| What you need to do |
Separate out the lines that hold "ØCaracterização".
__________
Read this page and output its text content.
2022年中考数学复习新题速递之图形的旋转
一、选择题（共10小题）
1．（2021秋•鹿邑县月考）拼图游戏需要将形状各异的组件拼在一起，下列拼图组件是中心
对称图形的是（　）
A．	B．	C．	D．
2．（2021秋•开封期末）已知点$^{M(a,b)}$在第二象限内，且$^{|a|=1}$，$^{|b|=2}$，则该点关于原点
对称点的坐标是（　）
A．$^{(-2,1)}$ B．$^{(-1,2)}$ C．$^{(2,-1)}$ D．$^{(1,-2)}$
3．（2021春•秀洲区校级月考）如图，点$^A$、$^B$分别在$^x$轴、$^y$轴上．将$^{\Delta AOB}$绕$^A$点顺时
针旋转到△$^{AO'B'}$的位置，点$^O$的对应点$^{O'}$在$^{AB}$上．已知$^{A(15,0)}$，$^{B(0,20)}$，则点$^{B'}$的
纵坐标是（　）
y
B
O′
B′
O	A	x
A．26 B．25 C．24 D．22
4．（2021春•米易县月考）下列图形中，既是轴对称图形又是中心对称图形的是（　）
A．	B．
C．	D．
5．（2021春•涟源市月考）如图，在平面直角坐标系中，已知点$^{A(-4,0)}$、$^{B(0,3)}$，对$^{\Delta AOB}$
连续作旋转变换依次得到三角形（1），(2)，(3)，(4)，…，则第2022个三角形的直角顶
__________
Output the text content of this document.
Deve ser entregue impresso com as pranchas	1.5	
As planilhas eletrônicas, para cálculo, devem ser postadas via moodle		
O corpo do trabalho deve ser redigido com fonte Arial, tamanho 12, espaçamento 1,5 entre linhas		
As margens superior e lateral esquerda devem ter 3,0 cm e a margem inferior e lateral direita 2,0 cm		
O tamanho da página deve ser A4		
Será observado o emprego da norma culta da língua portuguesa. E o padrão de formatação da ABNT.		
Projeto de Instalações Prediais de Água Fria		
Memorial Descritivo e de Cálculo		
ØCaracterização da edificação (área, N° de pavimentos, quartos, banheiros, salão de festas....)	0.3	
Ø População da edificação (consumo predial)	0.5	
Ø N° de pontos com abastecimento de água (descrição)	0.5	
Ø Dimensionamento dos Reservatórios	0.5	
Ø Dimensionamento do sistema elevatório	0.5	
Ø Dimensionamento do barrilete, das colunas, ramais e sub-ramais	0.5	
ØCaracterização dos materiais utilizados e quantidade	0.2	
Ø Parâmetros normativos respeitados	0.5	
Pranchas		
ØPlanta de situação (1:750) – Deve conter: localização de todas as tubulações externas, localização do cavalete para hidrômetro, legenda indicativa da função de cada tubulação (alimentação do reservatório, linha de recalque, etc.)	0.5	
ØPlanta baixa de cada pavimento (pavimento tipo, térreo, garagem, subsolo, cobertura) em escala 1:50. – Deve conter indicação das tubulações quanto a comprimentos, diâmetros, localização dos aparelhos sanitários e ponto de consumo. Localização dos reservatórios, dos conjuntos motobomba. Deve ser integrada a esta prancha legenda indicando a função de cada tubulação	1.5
__________
| Written solution |
ØCaracterização da edificação (área, N° de pavimentos, quartos, banheiros, salão de festas....)	0.3	
ØCaracterização dos materiais utilizados e quantidade	0.2	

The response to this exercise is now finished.